Required tasks.
**A)** In the Google File System notes, what is the default replication factor for chunks?
**B)** Carry the Google File System notes forward from their last sentence, adding the next part of the text.

Excerpt to read.
·····

The Google File System

Introduction

The Google File System (GFS) was designed to meet the rapidly growing of Google’s growing data processing needs. It was designed to increase performance, scalability, reliability, availability. It takes into account the application work-loads observed from previous use cases and future use cases for such a Distributed File system (DFS). The 4 work-loads that the engineers at google identified are -:

• Component failures are the norm rather then the exception.
• Multi-GB files are common.
• Most files are mutated by appending new data rather than overwriting existing data. Random writes within a file are practically non-existent. For example, repositories of data analysis, data streams, archival data, etc.
• Co-designing the application layer and the file system API benefits the overall system by providing more flexibility over design decisions.

Functional Requirements of GFS:

1. The system is built from many inexpensive commodity components that can often fail. Hence we need exhaustive monitoring, fault tolerance and automatic recovery mechanisms.
2. The system stores a modest number of large files. Small files must be supported, but we need not optimise for them.
3. The system must allow large streaming reads and small random reads.
4. The system must allow large, sequential writes that append data to files.
5. Random writes are supported but not optimised.
6. The system must allow multiple clients to concurrently append to the same file.
7. High sustained bandwidth is more important than low latency. What this means that data processing should happen at a high rate, there can be some delays in R/W operations on the client side.

Architecture

The GFS cluster consists of one master and multiple chunkservers and is accesses by multiple clients. The files are divided into fixed-size chunks (64 MB). Each of these chunks in identified by using an immutable and globally unique 64 bit chunk handle which is assigned by the master at the time of chunk creation.

The chunks are stores on local disks of chunkservers as Linux files. Read/Write (R/W) operations are done by specifying a chunk handle and byte range. Each chunk is replicated on multiple chunkservers which guarantees reliability. By default, the replication factor on GFS is 3.

Breaking down files into chunks helps in

• Parallelism: R/W can be done on multiple chunks of the same file in parallel.
• Load Balancing: Some chunks will be accessed more than other chunks so chunkservers can do load balancing on multiple replicas.
• Fault Tolerance: If file is broken down into chunks across multiple chunkservers, even if one of the servers goes down, we don’t loose the entire file.
• Easy Storage Allocation: Eliminates the need for finding large contiguous memory. 64MBs of contiguous memory is a lot more easier to find as compared to a contiguous memory allocation of 5GBs.

·····

Collected data.
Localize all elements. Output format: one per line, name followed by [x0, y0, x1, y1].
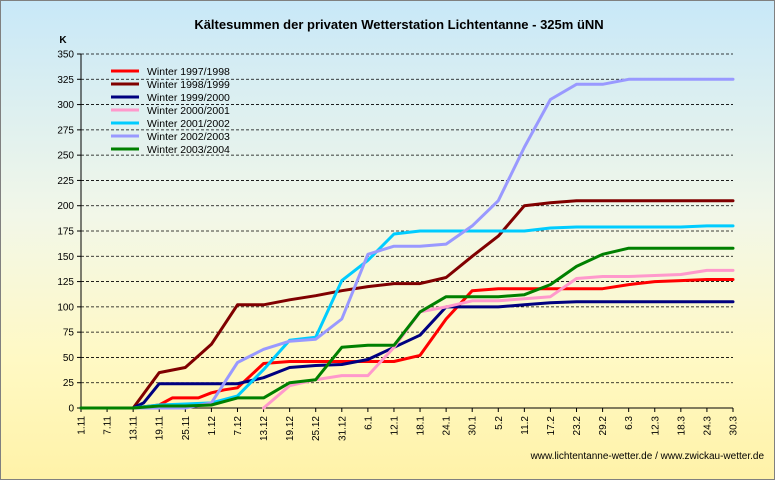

·····

Answers below.
**A)** The default replication factor is 3.

**B)**
All metadata is maintained on the master, which includes, the namespace, access control information, the mapping of files to chunks and the locations of these chunks. Master is also responsible for garbage collection, chuck lease management and migration of chunks between chunkservers. The master also periodically communicates with each of these chunkservers using a Heartbeat mechanism to give it instructions and collect their state.

Redistribution of Chunks in case of chunkserver failure

The clients interact with master to fetch metadata, however, all data related communication is done directly with the chunkservers. There is no caching of data on the client or the chunkservers as caching huge files on the client is not viable and chunkservers already store all chunks on local disks. The client however uses a cache for metadata from the master.

Single Master: This is done to make chunk placement and replication decisions globally available. Clients never read and write data through the master, instead, the client simply asks the master which chunkservers it should contact. It then caches that information for a while and connects with the chunkservers directly for subsequent R/W operations. This prevents bottlenecks at the master.

Chunk Size: GFS uses a chunk size of 64 MB, this is large compared to typical file system block sizes. Each chunk is stored as a linux file on a chunkserver. A large chunk size offers several advantages and disadvantages -:

Advantages

• Reduces client requests to master as R/W on the same chunk need only one initial request to master.
• A persistent TCP connection can be maintained with the chunkserver for performing multiple operations on a large chunk.
• Reduces the size of metadata stored on the master in-memory.

Disadvantages

• A small file that is stored on a single chunk might become a hotspot if multiple clients are trying to access it at the same time.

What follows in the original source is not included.